Reproduce the listing below verbatim, keeping every line and the original order.

[START]

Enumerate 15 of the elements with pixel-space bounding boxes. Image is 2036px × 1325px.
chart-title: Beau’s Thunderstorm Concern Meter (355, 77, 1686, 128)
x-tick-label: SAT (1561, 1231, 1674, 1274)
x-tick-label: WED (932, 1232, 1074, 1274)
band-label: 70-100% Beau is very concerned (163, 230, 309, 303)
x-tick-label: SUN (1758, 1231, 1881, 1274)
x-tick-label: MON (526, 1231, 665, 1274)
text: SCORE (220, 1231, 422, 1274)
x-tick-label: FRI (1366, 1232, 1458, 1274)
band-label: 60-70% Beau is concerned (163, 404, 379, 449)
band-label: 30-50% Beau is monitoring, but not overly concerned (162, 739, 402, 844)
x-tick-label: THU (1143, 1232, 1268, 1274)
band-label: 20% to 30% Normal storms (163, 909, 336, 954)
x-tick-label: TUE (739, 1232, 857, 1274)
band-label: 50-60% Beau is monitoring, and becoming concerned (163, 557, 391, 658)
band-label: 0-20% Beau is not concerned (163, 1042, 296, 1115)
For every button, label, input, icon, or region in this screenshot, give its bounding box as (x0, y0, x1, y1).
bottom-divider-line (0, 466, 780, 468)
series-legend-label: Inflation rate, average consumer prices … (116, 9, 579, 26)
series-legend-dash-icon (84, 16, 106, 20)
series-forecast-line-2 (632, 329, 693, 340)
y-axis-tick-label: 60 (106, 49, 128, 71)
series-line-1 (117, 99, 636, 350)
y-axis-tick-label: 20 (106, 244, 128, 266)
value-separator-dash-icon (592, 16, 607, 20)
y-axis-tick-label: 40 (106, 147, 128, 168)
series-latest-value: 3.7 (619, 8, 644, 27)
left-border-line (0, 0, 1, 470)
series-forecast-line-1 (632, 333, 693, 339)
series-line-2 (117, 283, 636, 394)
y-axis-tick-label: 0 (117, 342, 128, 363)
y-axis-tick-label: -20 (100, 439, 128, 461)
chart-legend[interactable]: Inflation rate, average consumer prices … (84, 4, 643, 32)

[END]

_ANSWER TO THE TASK_
Enumerate 15 of the elements with pixel-space bounding boxes. Image is 2036px × 1325px.
chart-title: Beau’s Thunderstorm Concern Meter (355, 77, 1686, 128)
x-tick-label: SAT (1561, 1231, 1674, 1274)
x-tick-label: WED (932, 1232, 1074, 1274)
band-label: 70-100% Beau is very concerned (163, 230, 309, 303)
x-tick-label: SUN (1758, 1231, 1881, 1274)
x-tick-label: MON (526, 1231, 665, 1274)
text: SCORE (220, 1231, 422, 1274)
x-tick-label: FRI (1366, 1232, 1458, 1274)
band-label: 60-70% Beau is concerned (163, 404, 379, 449)
band-label: 30-50% Beau is monitoring, but not overly concerned (162, 739, 402, 844)
x-tick-label: THU (1143, 1232, 1268, 1274)
band-label: 20% to 30% Normal storms (163, 909, 336, 954)
x-tick-label: TUE (739, 1232, 857, 1274)
band-label: 50-60% Beau is monitoring, and becoming concerned (163, 557, 391, 658)
band-label: 0-20% Beau is not concerned (163, 1042, 296, 1115)
For every button, label, input, icon, or region in this screenshot, give its bounding box as (x0, y0, x1, y1).
bottom-divider-line (0, 466, 780, 468)
series-legend-label: Inflation rate, average consumer prices … (116, 9, 579, 26)
series-legend-dash-icon (84, 16, 106, 20)
series-forecast-line-2 (632, 329, 693, 340)
y-axis-tick-label: 60 (106, 49, 128, 71)
series-line-1 (117, 99, 636, 350)
y-axis-tick-label: 20 (106, 244, 128, 266)
value-separator-dash-icon (592, 16, 607, 20)
y-axis-tick-label: 40 (106, 147, 128, 168)
series-latest-value: 3.7 (619, 8, 644, 27)
left-border-line (0, 0, 1, 470)
series-forecast-line-1 (632, 333, 693, 339)
series-line-2 (117, 283, 636, 394)
y-axis-tick-label: 0 (117, 342, 128, 363)
y-axis-tick-label: -20 (100, 439, 128, 461)
chart-legend[interactable]: Inflation rate, average consumer prices … (84, 4, 643, 32)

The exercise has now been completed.